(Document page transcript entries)
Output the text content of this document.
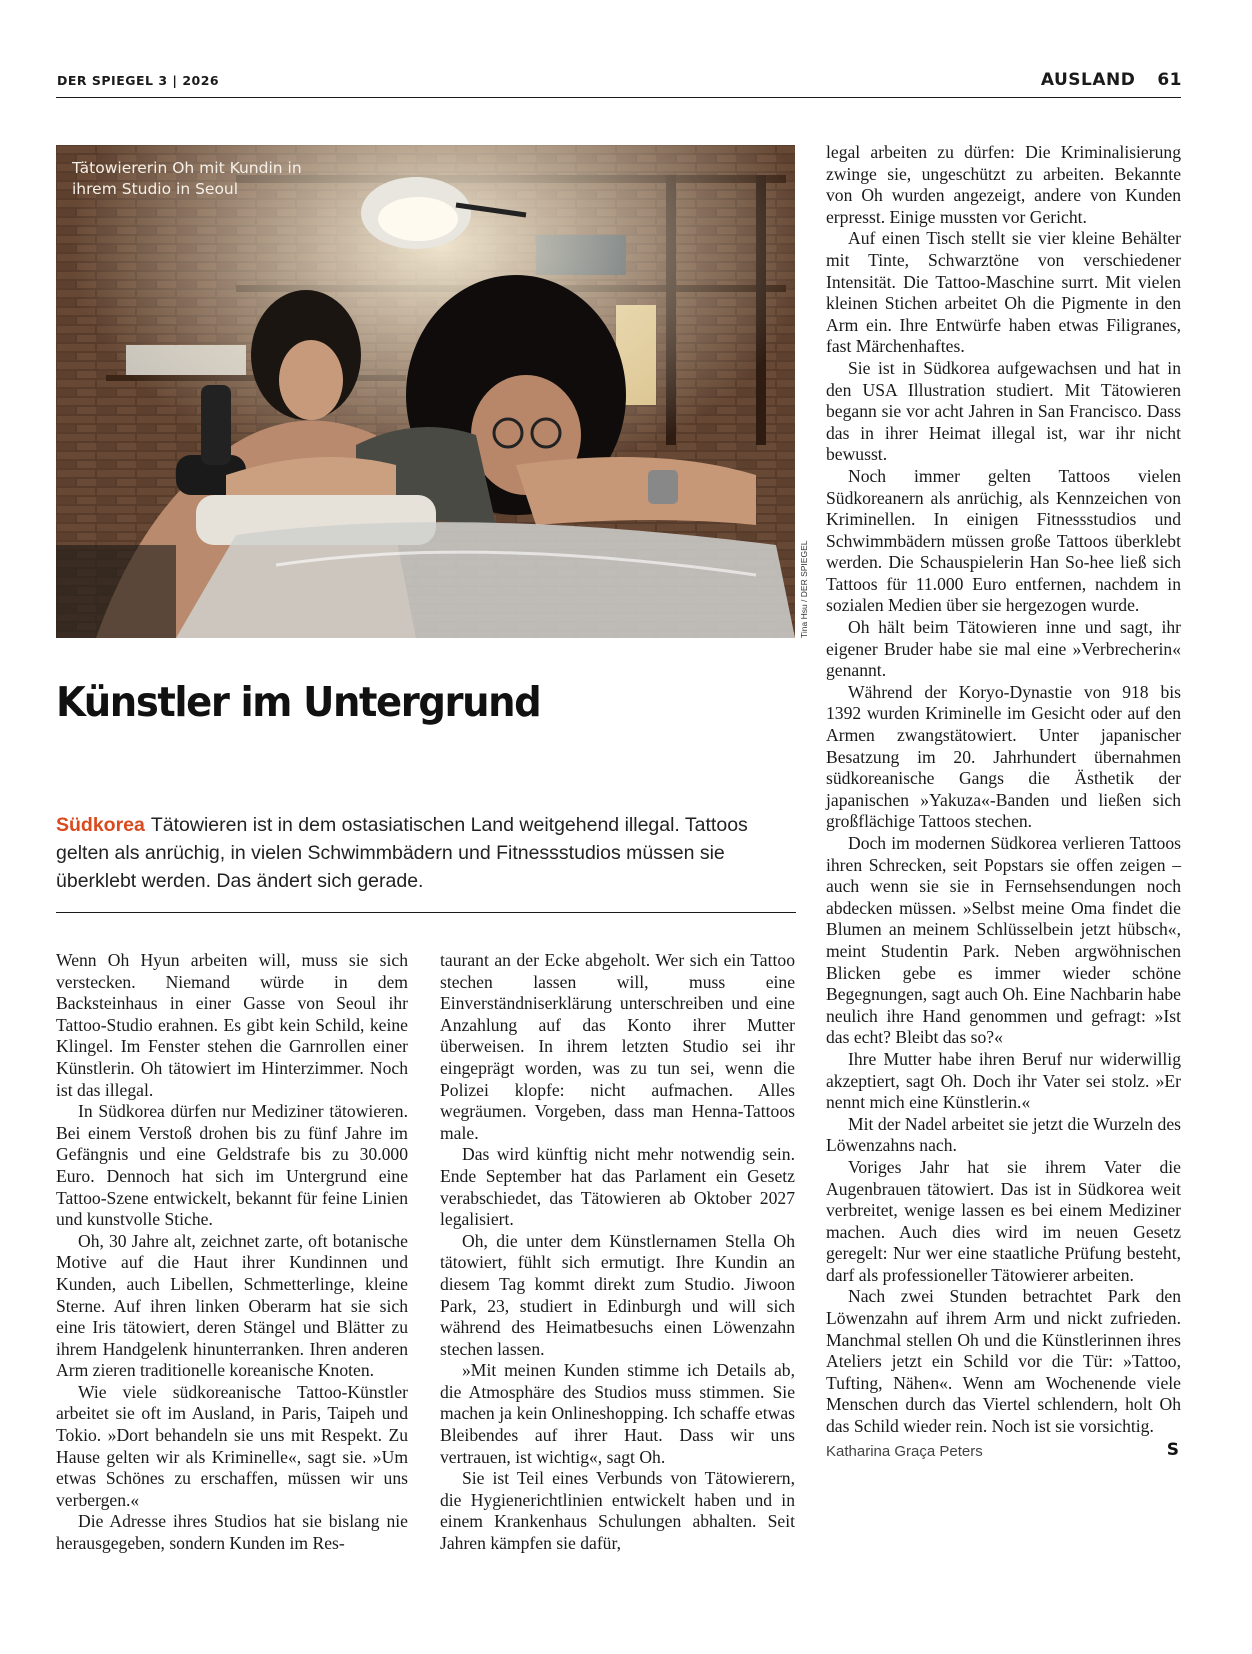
DER SPIEGEL 3 | 2026	AUSLAND 61
Tätowiererin Oh mit Kundin in ihrem Studio in Seoul
Tina Hsu / DER SPIEGEL
Künstler im Untergrund
Südkorea Tätowieren ist in dem ostasiatischen Land weitgehend illegal. Tattoos gelten als anrüchig, in vielen Schwimmbädern und Fitnessstudios müssen sie überklebt werden. Das ändert sich gerade.

Wenn Oh Hyun arbeiten will, muss sie sich verstecken. Niemand würde in dem Backsteinhaus in einer Gasse von Seoul ihr Tattoo-Studio erahnen. Es gibt kein Schild, keine Klingel. Im Fenster stehen die Garnrollen einer Künstlerin. Oh tätowiert im Hinterzimmer. Noch ist das illegal.

In Südkorea dürfen nur Mediziner tätowieren. Bei einem Verstoß drohen bis zu fünf Jahre im Gefängnis und eine Geldstrafe bis zu 30.000 Euro. Dennoch hat sich im Untergrund eine Tattoo-Szene entwickelt, bekannt für feine Linien und kunstvolle Stiche.

Oh, 30 Jahre alt, zeichnet zarte, oft botanische Motive auf die Haut ihrer Kundinnen und Kunden, auch Libellen, Schmetterlinge, kleine Sterne. Auf ihren linken Oberarm hat sie sich eine Iris tätowiert, deren Stängel und Blätter zu ihrem Handgelenk hinunterranken. Ihren anderen Arm zieren traditionelle koreanische Knoten.

Wie viele südkoreanische Tattoo-Künstler arbeitet sie oft im Ausland, in Paris, Taipeh und Tokio. »Dort behandeln sie uns mit Respekt. Zu Hause gelten wir als Kriminelle«, sagt sie. »Um etwas Schönes zu erschaffen, müssen wir uns verbergen.«

Die Adresse ihres Studios hat sie bislang nie herausgegeben, sondern Kunden im Res-

taurant an der Ecke abgeholt. Wer sich ein Tattoo stechen lassen will, muss eine Einverständniserklärung unterschreiben und eine Anzahlung auf das Konto ihrer Mutter überweisen. In ihrem letzten Studio sei ihr eingeprägt worden, was zu tun sei, wenn die Polizei klopfe: nicht aufmachen. Alles wegräumen. Vorgeben, dass man Henna-Tattoos male.

Das wird künftig nicht mehr notwendig sein. Ende September hat das Parlament ein Gesetz verabschiedet, das Tätowieren ab Oktober 2027 legalisiert.

Oh, die unter dem Künstlernamen Stella Oh tätowiert, fühlt sich ermutigt. Ihre Kundin an diesem Tag kommt direkt zum Studio. Jiwoon Park, 23, studiert in Edinburgh und will sich während des Heimatbesuchs einen Löwenzahn stechen lassen.

»Mit meinen Kunden stimme ich Details ab, die Atmosphäre des Studios muss stimmen. Sie machen ja kein Onlineshopping. Ich schaffe etwas Bleibendes auf ihrer Haut. Dass wir uns vertrauen, ist wichtig«, sagt Oh.

Sie ist Teil eines Verbunds von Tätowierern, die Hygienerichtlinien entwickelt haben und in einem Krankenhaus Schulungen abhalten. Seit Jahren kämpfen sie dafür,

legal arbeiten zu dürfen: Die Kriminalisierung zwinge sie, ungeschützt zu arbeiten. Bekannte von Oh wurden angezeigt, andere von Kunden erpresst. Einige mussten vor Gericht.

Auf einen Tisch stellt sie vier kleine Behälter mit Tinte, Schwarztöne von verschiedener Intensität. Die Tattoo-Maschine surrt. Mit vielen kleinen Stichen arbeitet Oh die Pigmente in den Arm ein. Ihre Entwürfe haben etwas Filigranes, fast Märchenhaftes.

Sie ist in Südkorea aufgewachsen und hat in den USA Illustration studiert. Mit Tätowieren begann sie vor acht Jahren in San Francisco. Dass das in ihrer Heimat illegal ist, war ihr nicht bewusst.

Noch immer gelten Tattoos vielen Südkoreanern als anrüchig, als Kennzeichen von Kriminellen. In einigen Fitnessstudios und Schwimmbädern müssen große Tattoos überklebt werden. Die Schauspielerin Han So-hee ließ sich Tattoos für 11.000 Euro entfernen, nachdem in sozialen Medien über sie hergezogen wurde.

Oh hält beim Tätowieren inne und sagt, ihr eigener Bruder habe sie mal eine »Verbrecherin« genannt.

Während der Koryo-Dynastie von 918 bis 1392 wurden Kriminelle im Gesicht oder auf den Armen zwangstätowiert. Unter japanischer Besatzung im 20. Jahrhundert übernahmen südkoreanische Gangs die Ästhetik der japanischen »Yakuza«-Banden und ließen sich großflächige Tattoos stechen.

Doch im modernen Südkorea verlieren Tattoos ihren Schrecken, seit Popstars sie offen zeigen – auch wenn sie sie in Fernsehsendungen noch abdecken müssen. »Selbst meine Oma findet die Blumen an meinem Schlüsselbein jetzt hübsch«, meint Studentin Park. Neben argwöhnischen Blicken gebe es immer wieder schöne Begegnungen, sagt auch Oh. Eine Nachbarin habe neulich ihre Hand genommen und gefragt: »Ist das echt? Bleibt das so?«

Ihre Mutter habe ihren Beruf nur widerwillig akzeptiert, sagt Oh. Doch ihr Vater sei stolz. »Er nennt mich eine Künstlerin.«

Mit der Nadel arbeitet sie jetzt die Wurzeln des Löwenzahns nach.

Voriges Jahr hat sie ihrem Vater die Augenbrauen tätowiert. Das ist in Südkorea weit verbreitet, wenige lassen es bei einem Mediziner machen. Auch dies wird im neuen Gesetz geregelt: Nur wer eine staatliche Prüfung besteht, darf als professioneller Tätowierer arbeiten.

Nach zwei Stunden betrachtet Park den Löwenzahn auf ihrem Arm und nickt zufrieden. Manchmal stellen Oh und die Künstlerinnen ihres Ateliers jetzt ein Schild vor die Tür: »Tattoo, Tufting, Nähen«. Wenn am Wochenende viele Menschen durch das Viertel schlendern, holt Oh das Schild wieder rein. Noch ist sie vorsichtig.

Katharina Graça Peters	S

* [What you will do] Your task is to set down each line above verbatim while excluding the pictures.

* [Expected answer]
Output the text content of this document.
DER SPIEGEL 3 | 2026	AUSLAND 61
Tätowiererin Oh mit Kundin in ihrem Studio in Seoul
Tina Hsu / DER SPIEGEL
Künstler im Untergrund
Südkorea Tätowieren ist in dem ostasiatischen Land weitgehend illegal. Tattoos gelten als anrüchig, in vielen Schwimmbädern und Fitnessstudios müssen sie überklebt werden. Das ändert sich gerade.

Wenn Oh Hyun arbeiten will, muss sie sich verstecken. Niemand würde in dem Backsteinhaus in einer Gasse von Seoul ihr Tattoo-Studio erahnen. Es gibt kein Schild, keine Klingel. Im Fenster stehen die Garnrollen einer Künstlerin. Oh tätowiert im Hinterzimmer. Noch ist das illegal.

In Südkorea dürfen nur Mediziner tätowieren. Bei einem Verstoß drohen bis zu fünf Jahre im Gefängnis und eine Geldstrafe bis zu 30.000 Euro. Dennoch hat sich im Untergrund eine Tattoo-Szene entwickelt, bekannt für feine Linien und kunstvolle Stiche.

Oh, 30 Jahre alt, zeichnet zarte, oft botanische Motive auf die Haut ihrer Kundinnen und Kunden, auch Libellen, Schmetterlinge, kleine Sterne. Auf ihren linken Oberarm hat sie sich eine Iris tätowiert, deren Stängel und Blätter zu ihrem Handgelenk hinunterranken. Ihren anderen Arm zieren traditionelle koreanische Knoten.

Wie viele südkoreanische Tattoo-Künstler arbeitet sie oft im Ausland, in Paris, Taipeh und Tokio. »Dort behandeln sie uns mit Respekt. Zu Hause gelten wir als Kriminelle«, sagt sie. »Um etwas Schönes zu erschaffen, müssen wir uns verbergen.«

Die Adresse ihres Studios hat sie bislang nie herausgegeben, sondern Kunden im Res-

taurant an der Ecke abgeholt. Wer sich ein Tattoo stechen lassen will, muss eine Einverständniserklärung unterschreiben und eine Anzahlung auf das Konto ihrer Mutter überweisen. In ihrem letzten Studio sei ihr eingeprägt worden, was zu tun sei, wenn die Polizei klopfe: nicht aufmachen. Alles wegräumen. Vorgeben, dass man Henna-Tattoos male.

Das wird künftig nicht mehr notwendig sein. Ende September hat das Parlament ein Gesetz verabschiedet, das Tätowieren ab Oktober 2027 legalisiert.

Oh, die unter dem Künstlernamen Stella Oh tätowiert, fühlt sich ermutigt. Ihre Kundin an diesem Tag kommt direkt zum Studio. Jiwoon Park, 23, studiert in Edinburgh und will sich während des Heimatbesuchs einen Löwenzahn stechen lassen.

»Mit meinen Kunden stimme ich Details ab, die Atmosphäre des Studios muss stimmen. Sie machen ja kein Onlineshopping. Ich schaffe etwas Bleibendes auf ihrer Haut. Dass wir uns vertrauen, ist wichtig«, sagt Oh.

Sie ist Teil eines Verbunds von Tätowierern, die Hygienerichtlinien entwickelt haben und in einem Krankenhaus Schulungen abhalten. Seit Jahren kämpfen sie dafür,

legal arbeiten zu dürfen: Die Kriminalisierung zwinge sie, ungeschützt zu arbeiten. Bekannte von Oh wurden angezeigt, andere von Kunden erpresst. Einige mussten vor Gericht.

Auf einen Tisch stellt sie vier kleine Behälter mit Tinte, Schwarztöne von verschiedener Intensität. Die Tattoo-Maschine surrt. Mit vielen kleinen Stichen arbeitet Oh die Pigmente in den Arm ein. Ihre Entwürfe haben etwas Filigranes, fast Märchenhaftes.

Sie ist in Südkorea aufgewachsen und hat in den USA Illustration studiert. Mit Tätowieren begann sie vor acht Jahren in San Francisco. Dass das in ihrer Heimat illegal ist, war ihr nicht bewusst.

Noch immer gelten Tattoos vielen Südkoreanern als anrüchig, als Kennzeichen von Kriminellen. In einigen Fitnessstudios und Schwimmbädern müssen große Tattoos überklebt werden. Die Schauspielerin Han So-hee ließ sich Tattoos für 11.000 Euro entfernen, nachdem in sozialen Medien über sie hergezogen wurde.

Oh hält beim Tätowieren inne und sagt, ihr eigener Bruder habe sie mal eine »Verbrecherin« genannt.

Während der Koryo-Dynastie von 918 bis 1392 wurden Kriminelle im Gesicht oder auf den Armen zwangstätowiert. Unter japanischer Besatzung im 20. Jahrhundert übernahmen südkoreanische Gangs die Ästhetik der japanischen »Yakuza«-Banden und ließen sich großflächige Tattoos stechen.

Doch im modernen Südkorea verlieren Tattoos ihren Schrecken, seit Popstars sie offen zeigen – auch wenn sie sie in Fernsehsendungen noch abdecken müssen. »Selbst meine Oma findet die Blumen an meinem Schlüsselbein jetzt hübsch«, meint Studentin Park. Neben argwöhnischen Blicken gebe es immer wieder schöne Begegnungen, sagt auch Oh. Eine Nachbarin habe neulich ihre Hand genommen und gefragt: »Ist das echt? Bleibt das so?«

Ihre Mutter habe ihren Beruf nur widerwillig akzeptiert, sagt Oh. Doch ihr Vater sei stolz. »Er nennt mich eine Künstlerin.«

Mit der Nadel arbeitet sie jetzt die Wurzeln des Löwenzahns nach.

Voriges Jahr hat sie ihrem Vater die Augenbrauen tätowiert. Das ist in Südkorea weit verbreitet, wenige lassen es bei einem Mediziner machen. Auch dies wird im neuen Gesetz geregelt: Nur wer eine staatliche Prüfung besteht, darf als professioneller Tätowierer arbeiten.

Nach zwei Stunden betrachtet Park den Löwenzahn auf ihrem Arm und nickt zufrieden. Manchmal stellen Oh und die Künstlerinnen ihres Ateliers jetzt ein Schild vor die Tür: »Tattoo, Tufting, Nähen«. Wenn am Wochenende viele Menschen durch das Viertel schlendern, holt Oh das Schild wieder rein. Noch ist sie vorsichtig.

Katharina Graça Peters	S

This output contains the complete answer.